start
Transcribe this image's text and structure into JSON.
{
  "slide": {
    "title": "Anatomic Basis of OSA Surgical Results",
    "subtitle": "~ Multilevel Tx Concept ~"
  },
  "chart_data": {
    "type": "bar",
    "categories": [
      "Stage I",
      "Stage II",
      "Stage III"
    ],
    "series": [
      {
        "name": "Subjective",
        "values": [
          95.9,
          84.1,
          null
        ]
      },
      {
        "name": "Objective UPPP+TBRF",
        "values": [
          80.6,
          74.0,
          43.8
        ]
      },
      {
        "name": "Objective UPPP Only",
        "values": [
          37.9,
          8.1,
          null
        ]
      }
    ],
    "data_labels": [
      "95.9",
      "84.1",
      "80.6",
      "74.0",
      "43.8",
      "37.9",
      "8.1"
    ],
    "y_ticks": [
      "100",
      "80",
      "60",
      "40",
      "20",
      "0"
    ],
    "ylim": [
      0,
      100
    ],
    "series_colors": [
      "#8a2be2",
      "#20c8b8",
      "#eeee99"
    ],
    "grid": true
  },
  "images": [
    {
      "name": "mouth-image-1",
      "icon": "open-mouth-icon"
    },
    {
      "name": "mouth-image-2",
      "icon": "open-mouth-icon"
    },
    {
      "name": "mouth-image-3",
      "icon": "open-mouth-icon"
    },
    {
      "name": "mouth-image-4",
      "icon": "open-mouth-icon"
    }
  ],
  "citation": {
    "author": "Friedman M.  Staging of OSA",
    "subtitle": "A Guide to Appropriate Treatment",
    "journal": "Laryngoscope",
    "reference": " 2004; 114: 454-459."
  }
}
end
## GIVEN TASK
Copy each line above that contains the string "name".

## OUTPUT BELOW
        "name": "Subjective",
        "name": "Objective UPPP+TBRF",
        "name": "Objective UPPP Only",
      "name": "mouth-image-1",
      "name": "mouth-image-2",
      "name": "mouth-image-3",
      "name": "mouth-image-4",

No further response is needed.